Reproduce each line of the material exactly, minus any picture.

---------- Items

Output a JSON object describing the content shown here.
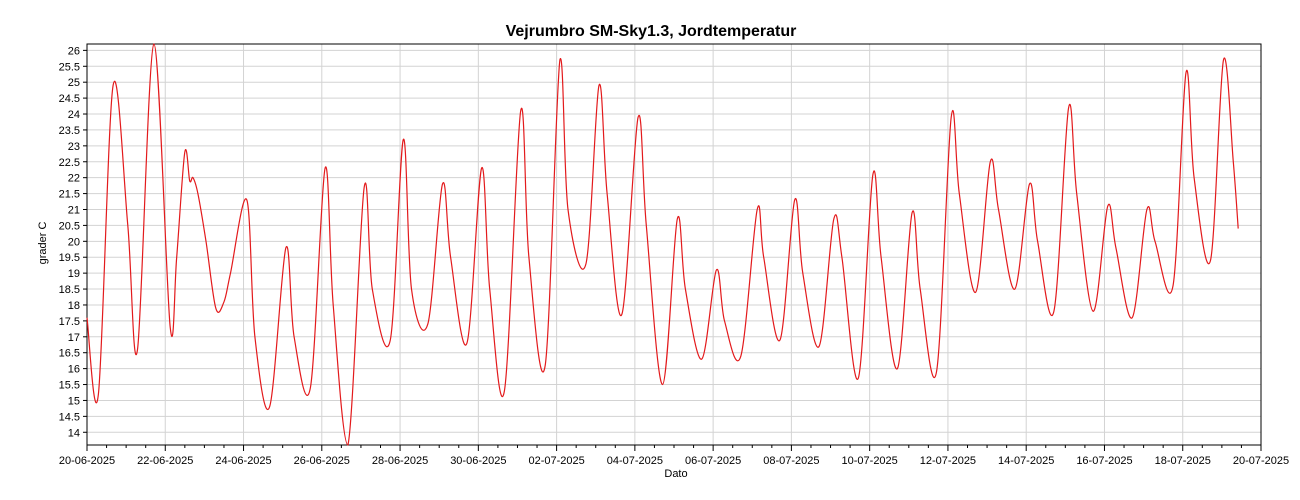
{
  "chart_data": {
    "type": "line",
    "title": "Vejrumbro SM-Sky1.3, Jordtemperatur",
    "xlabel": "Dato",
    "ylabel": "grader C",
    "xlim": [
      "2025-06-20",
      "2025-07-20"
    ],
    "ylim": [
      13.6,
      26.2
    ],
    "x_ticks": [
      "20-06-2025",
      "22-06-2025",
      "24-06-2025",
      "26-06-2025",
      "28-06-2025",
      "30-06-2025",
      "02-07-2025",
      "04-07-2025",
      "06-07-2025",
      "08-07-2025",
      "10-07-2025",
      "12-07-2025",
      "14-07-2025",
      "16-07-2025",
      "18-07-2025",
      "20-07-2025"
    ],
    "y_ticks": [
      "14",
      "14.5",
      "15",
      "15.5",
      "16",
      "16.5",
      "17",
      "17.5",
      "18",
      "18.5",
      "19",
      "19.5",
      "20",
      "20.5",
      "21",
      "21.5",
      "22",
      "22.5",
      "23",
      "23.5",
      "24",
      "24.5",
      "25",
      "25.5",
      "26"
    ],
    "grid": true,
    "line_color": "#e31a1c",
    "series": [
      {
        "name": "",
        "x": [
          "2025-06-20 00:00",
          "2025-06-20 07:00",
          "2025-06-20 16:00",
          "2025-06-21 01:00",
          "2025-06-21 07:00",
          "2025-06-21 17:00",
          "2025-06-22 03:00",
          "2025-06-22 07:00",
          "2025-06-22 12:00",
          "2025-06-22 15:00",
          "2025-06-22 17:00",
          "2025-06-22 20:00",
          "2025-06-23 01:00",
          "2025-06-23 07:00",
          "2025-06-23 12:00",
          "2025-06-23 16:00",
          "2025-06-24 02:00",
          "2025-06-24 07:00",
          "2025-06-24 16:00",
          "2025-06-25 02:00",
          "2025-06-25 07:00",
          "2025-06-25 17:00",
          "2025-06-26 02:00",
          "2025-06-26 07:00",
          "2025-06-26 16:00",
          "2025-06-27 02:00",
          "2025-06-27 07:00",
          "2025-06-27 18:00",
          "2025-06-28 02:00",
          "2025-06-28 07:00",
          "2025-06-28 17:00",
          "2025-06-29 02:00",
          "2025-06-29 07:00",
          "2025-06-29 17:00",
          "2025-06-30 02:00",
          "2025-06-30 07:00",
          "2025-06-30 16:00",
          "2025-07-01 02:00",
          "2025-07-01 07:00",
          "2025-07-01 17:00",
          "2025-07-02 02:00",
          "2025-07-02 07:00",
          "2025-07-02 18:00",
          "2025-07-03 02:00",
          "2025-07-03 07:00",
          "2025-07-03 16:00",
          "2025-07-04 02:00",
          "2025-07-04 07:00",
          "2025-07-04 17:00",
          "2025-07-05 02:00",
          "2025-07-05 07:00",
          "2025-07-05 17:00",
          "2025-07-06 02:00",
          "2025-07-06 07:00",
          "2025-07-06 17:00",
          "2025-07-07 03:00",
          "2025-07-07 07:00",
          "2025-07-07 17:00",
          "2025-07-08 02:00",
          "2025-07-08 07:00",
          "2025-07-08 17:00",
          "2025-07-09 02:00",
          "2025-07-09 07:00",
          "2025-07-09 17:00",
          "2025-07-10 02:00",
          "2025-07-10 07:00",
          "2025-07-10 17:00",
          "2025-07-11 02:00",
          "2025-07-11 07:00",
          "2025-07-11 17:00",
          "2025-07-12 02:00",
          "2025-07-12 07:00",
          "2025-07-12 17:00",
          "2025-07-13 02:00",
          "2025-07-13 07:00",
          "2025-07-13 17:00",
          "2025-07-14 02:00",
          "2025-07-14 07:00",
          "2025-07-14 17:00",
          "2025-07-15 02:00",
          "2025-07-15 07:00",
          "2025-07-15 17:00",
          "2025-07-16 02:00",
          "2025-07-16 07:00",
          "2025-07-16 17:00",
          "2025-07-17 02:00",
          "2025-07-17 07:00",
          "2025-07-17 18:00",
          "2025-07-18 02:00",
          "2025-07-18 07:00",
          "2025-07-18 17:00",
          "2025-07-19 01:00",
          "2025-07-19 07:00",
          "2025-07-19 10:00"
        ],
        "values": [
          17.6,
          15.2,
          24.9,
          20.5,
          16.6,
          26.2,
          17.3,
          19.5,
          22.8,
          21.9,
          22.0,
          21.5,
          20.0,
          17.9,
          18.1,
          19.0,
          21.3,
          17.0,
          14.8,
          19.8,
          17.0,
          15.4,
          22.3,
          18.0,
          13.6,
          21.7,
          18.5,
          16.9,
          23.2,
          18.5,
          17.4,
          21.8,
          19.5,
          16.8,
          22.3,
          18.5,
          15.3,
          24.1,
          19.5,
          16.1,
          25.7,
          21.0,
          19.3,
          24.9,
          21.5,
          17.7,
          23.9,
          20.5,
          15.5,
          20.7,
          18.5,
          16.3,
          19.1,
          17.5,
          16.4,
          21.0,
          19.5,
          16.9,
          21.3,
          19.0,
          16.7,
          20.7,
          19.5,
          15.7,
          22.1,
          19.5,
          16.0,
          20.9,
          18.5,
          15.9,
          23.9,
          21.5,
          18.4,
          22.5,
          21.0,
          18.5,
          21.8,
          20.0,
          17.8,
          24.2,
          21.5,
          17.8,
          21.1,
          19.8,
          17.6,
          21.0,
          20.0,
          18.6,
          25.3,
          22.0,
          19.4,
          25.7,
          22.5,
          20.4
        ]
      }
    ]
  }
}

--------------------

• _Solved problem_
Output a JSON object describing the content shown here.
{
  "chart_data": {
    "type": "line",
    "title": "Vejrumbro SM-Sky1.3, Jordtemperatur",
    "xlabel": "Dato",
    "ylabel": "grader C",
    "xlim": [
      "2025-06-20",
      "2025-07-20"
    ],
    "ylim": [
      13.6,
      26.2
    ],
    "x_ticks": [
      "20-06-2025",
      "22-06-2025",
      "24-06-2025",
      "26-06-2025",
      "28-06-2025",
      "30-06-2025",
      "02-07-2025",
      "04-07-2025",
      "06-07-2025",
      "08-07-2025",
      "10-07-2025",
      "12-07-2025",
      "14-07-2025",
      "16-07-2025",
      "18-07-2025",
      "20-07-2025"
    ],
    "y_ticks": [
      "14",
      "14.5",
      "15",
      "15.5",
      "16",
      "16.5",
      "17",
      "17.5",
      "18",
      "18.5",
      "19",
      "19.5",
      "20",
      "20.5",
      "21",
      "21.5",
      "22",
      "22.5",
      "23",
      "23.5",
      "24",
      "24.5",
      "25",
      "25.5",
      "26"
    ],
    "grid": true,
    "line_color": "#e31a1c",
    "series": [
      {
        "name": "",
        "x": [
          "2025-06-20 00:00",
          "2025-06-20 07:00",
          "2025-06-20 16:00",
          "2025-06-21 01:00",
          "2025-06-21 07:00",
          "2025-06-21 17:00",
          "2025-06-22 03:00",
          "2025-06-22 07:00",
          "2025-06-22 12:00",
          "2025-06-22 15:00",
          "2025-06-22 17:00",
          "2025-06-22 20:00",
          "2025-06-23 01:00",
          "2025-06-23 07:00",
          "2025-06-23 12:00",
          "2025-06-23 16:00",
          "2025-06-24 02:00",
          "2025-06-24 07:00",
          "2025-06-24 16:00",
          "2025-06-25 02:00",
          "2025-06-25 07:00",
          "2025-06-25 17:00",
          "2025-06-26 02:00",
          "2025-06-26 07:00",
          "2025-06-26 16:00",
          "2025-06-27 02:00",
          "2025-06-27 07:00",
          "2025-06-27 18:00",
          "2025-06-28 02:00",
          "2025-06-28 07:00",
          "2025-06-28 17:00",
          "2025-06-29 02:00",
          "2025-06-29 07:00",
          "2025-06-29 17:00",
          "2025-06-30 02:00",
          "2025-06-30 07:00",
          "2025-06-30 16:00",
          "2025-07-01 02:00",
          "2025-07-01 07:00",
          "2025-07-01 17:00",
          "2025-07-02 02:00",
          "2025-07-02 07:00",
          "2025-07-02 18:00",
          "2025-07-03 02:00",
          "2025-07-03 07:00",
          "2025-07-03 16:00",
          "2025-07-04 02:00",
          "2025-07-04 07:00",
          "2025-07-04 17:00",
          "2025-07-05 02:00",
          "2025-07-05 07:00",
          "2025-07-05 17:00",
          "2025-07-06 02:00",
          "2025-07-06 07:00",
          "2025-07-06 17:00",
          "2025-07-07 03:00",
          "2025-07-07 07:00",
          "2025-07-07 17:00",
          "2025-07-08 02:00",
          "2025-07-08 07:00",
          "2025-07-08 17:00",
          "2025-07-09 02:00",
          "2025-07-09 07:00",
          "2025-07-09 17:00",
          "2025-07-10 02:00",
          "2025-07-10 07:00",
          "2025-07-10 17:00",
          "2025-07-11 02:00",
          "2025-07-11 07:00",
          "2025-07-11 17:00",
          "2025-07-12 02:00",
          "2025-07-12 07:00",
          "2025-07-12 17:00",
          "2025-07-13 02:00",
          "2025-07-13 07:00",
          "2025-07-13 17:00",
          "2025-07-14 02:00",
          "2025-07-14 07:00",
          "2025-07-14 17:00",
          "2025-07-15 02:00",
          "2025-07-15 07:00",
          "2025-07-15 17:00",
          "2025-07-16 02:00",
          "2025-07-16 07:00",
          "2025-07-16 17:00",
          "2025-07-17 02:00",
          "2025-07-17 07:00",
          "2025-07-17 18:00",
          "2025-07-18 02:00",
          "2025-07-18 07:00",
          "2025-07-18 17:00",
          "2025-07-19 01:00",
          "2025-07-19 07:00",
          "2025-07-19 10:00"
        ],
        "values": [
          17.6,
          15.2,
          24.9,
          20.5,
          16.6,
          26.2,
          17.3,
          19.5,
          22.8,
          21.9,
          22.0,
          21.5,
          20.0,
          17.9,
          18.1,
          19.0,
          21.3,
          17.0,
          14.8,
          19.8,
          17.0,
          15.4,
          22.3,
          18.0,
          13.6,
          21.7,
          18.5,
          16.9,
          23.2,
          18.5,
          17.4,
          21.8,
          19.5,
          16.8,
          22.3,
          18.5,
          15.3,
          24.1,
          19.5,
          16.1,
          25.7,
          21.0,
          19.3,
          24.9,
          21.5,
          17.7,
          23.9,
          20.5,
          15.5,
          20.7,
          18.5,
          16.3,
          19.1,
          17.5,
          16.4,
          21.0,
          19.5,
          16.9,
          21.3,
          19.0,
          16.7,
          20.7,
          19.5,
          15.7,
          22.1,
          19.5,
          16.0,
          20.9,
          18.5,
          15.9,
          23.9,
          21.5,
          18.4,
          22.5,
          21.0,
          18.5,
          21.8,
          20.0,
          17.8,
          24.2,
          21.5,
          17.8,
          21.1,
          19.8,
          17.6,
          21.0,
          20.0,
          18.6,
          25.3,
          22.0,
          19.4,
          25.7,
          22.5,
          20.4
        ]
      }
    ]
  }
}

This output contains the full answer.